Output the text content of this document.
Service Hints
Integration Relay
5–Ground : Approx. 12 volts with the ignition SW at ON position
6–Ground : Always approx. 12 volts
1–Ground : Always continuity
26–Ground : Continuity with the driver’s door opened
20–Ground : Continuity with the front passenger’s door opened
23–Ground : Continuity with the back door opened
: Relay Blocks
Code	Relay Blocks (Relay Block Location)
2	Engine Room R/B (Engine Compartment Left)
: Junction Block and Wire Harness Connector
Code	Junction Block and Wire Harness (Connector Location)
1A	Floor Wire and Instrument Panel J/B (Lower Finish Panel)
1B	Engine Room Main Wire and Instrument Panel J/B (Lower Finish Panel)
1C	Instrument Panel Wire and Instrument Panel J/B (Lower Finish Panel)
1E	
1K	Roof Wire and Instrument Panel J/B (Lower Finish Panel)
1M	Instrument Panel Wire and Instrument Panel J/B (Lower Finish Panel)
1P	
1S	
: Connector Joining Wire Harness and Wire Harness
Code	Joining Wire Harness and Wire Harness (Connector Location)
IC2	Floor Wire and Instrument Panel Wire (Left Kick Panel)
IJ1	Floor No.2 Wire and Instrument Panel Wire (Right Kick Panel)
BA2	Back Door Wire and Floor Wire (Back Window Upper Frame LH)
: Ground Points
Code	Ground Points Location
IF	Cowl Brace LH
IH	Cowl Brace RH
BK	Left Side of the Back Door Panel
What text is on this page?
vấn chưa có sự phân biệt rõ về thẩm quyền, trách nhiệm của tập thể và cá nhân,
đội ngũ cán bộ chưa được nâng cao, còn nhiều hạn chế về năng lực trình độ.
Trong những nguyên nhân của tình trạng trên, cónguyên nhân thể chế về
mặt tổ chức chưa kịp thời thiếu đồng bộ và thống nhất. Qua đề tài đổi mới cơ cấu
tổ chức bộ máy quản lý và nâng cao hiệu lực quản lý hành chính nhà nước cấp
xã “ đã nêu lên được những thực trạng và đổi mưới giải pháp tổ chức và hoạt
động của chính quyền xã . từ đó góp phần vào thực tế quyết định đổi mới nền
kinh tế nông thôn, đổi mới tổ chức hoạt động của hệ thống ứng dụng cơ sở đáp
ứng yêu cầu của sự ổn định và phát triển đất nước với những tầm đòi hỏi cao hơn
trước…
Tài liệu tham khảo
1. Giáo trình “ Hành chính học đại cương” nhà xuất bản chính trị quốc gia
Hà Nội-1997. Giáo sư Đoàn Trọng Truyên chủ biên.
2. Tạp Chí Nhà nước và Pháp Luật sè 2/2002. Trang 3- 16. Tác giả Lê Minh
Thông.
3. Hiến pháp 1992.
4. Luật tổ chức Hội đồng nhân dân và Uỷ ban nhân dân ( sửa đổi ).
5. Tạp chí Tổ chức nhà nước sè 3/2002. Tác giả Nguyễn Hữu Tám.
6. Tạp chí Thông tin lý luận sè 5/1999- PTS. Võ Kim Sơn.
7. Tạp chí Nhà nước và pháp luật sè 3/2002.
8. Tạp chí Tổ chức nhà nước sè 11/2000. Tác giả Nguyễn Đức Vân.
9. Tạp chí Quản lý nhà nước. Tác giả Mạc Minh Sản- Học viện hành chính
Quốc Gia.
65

+ + + +

» Exercise instructions
Using the listing, collect all lines in which the string "được" is found.

» The reply
đội ngũ cán bộ chưa được nâng cao, còn nhiều hạn chế về năng lực trình độ.
xã “ đã nêu lên được những thực trạng và đổi mưới giải pháp tổ chức và hoạt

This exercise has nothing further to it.